Objective: Skip the images and copy each record exactly as written.

Material for this exercise:
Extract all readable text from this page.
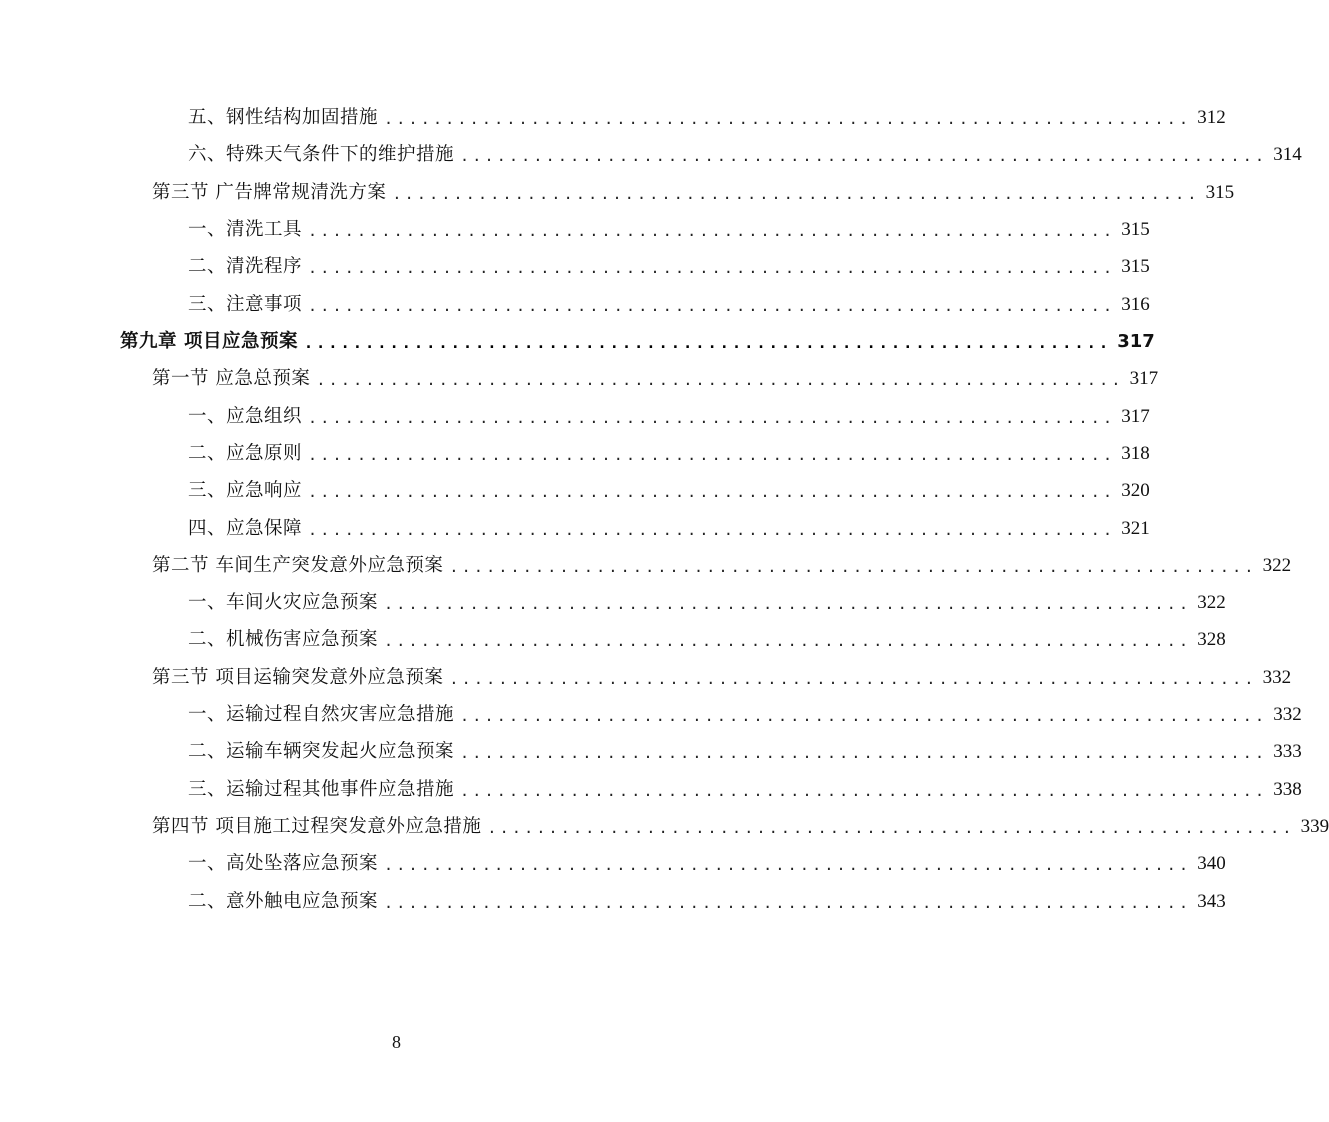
五、钢性结构加固措施 .................................................................. 312
六、特殊天气条件下的维护措施 .................................................................. 314
第三节 广告牌常规清洗方案 .................................................................. 315
一、清洗工具 .................................................................. 315
二、清洗程序 .................................................................. 315
三、注意事项 .................................................................. 316
第九章 项目应急预案 .................................................................. 317
第一节 应急总预案 .................................................................. 317
一、应急组织 .................................................................. 317
二、应急原则 .................................................................. 318
三、应急响应 .................................................................. 320
四、应急保障 .................................................................. 321
第二节 车间生产突发意外应急预案 .................................................................. 322
一、车间火灾应急预案 .................................................................. 322
二、机械伤害应急预案 .................................................................. 328
第三节 项目运输突发意外应急预案 .................................................................. 332
一、运输过程自然灾害应急措施 .................................................................. 332
二、运输车辆突发起火应急预案 .................................................................. 333
三、运输过程其他事件应急措施 .................................................................. 338
第四节 项目施工过程突发意外应急措施 .................................................................. 339
一、高处坠落应急预案 .................................................................. 340
二、意外触电应急预案 .................................................................. 343
8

Response below:
Extract all readable text from this page.
五、钢性结构加固措施 .................................................................. 312
六、特殊天气条件下的维护措施 .................................................................. 314
第三节 广告牌常规清洗方案 .................................................................. 315
一、清洗工具 .................................................................. 315
二、清洗程序 .................................................................. 315
三、注意事项 .................................................................. 316
第九章 项目应急预案 .................................................................. 317
第一节 应急总预案 .................................................................. 317
一、应急组织 .................................................................. 317
二、应急原则 .................................................................. 318
三、应急响应 .................................................................. 320
四、应急保障 .................................................................. 321
第二节 车间生产突发意外应急预案 .................................................................. 322
一、车间火灾应急预案 .................................................................. 322
二、机械伤害应急预案 .................................................................. 328
第三节 项目运输突发意外应急预案 .................................................................. 332
一、运输过程自然灾害应急措施 .................................................................. 332
二、运输车辆突发起火应急预案 .................................................................. 333
三、运输过程其他事件应急措施 .................................................................. 338
第四节 项目施工过程突发意外应急措施 .................................................................. 339
一、高处坠落应急预案 .................................................................. 340
二、意外触电应急预案 .................................................................. 343
8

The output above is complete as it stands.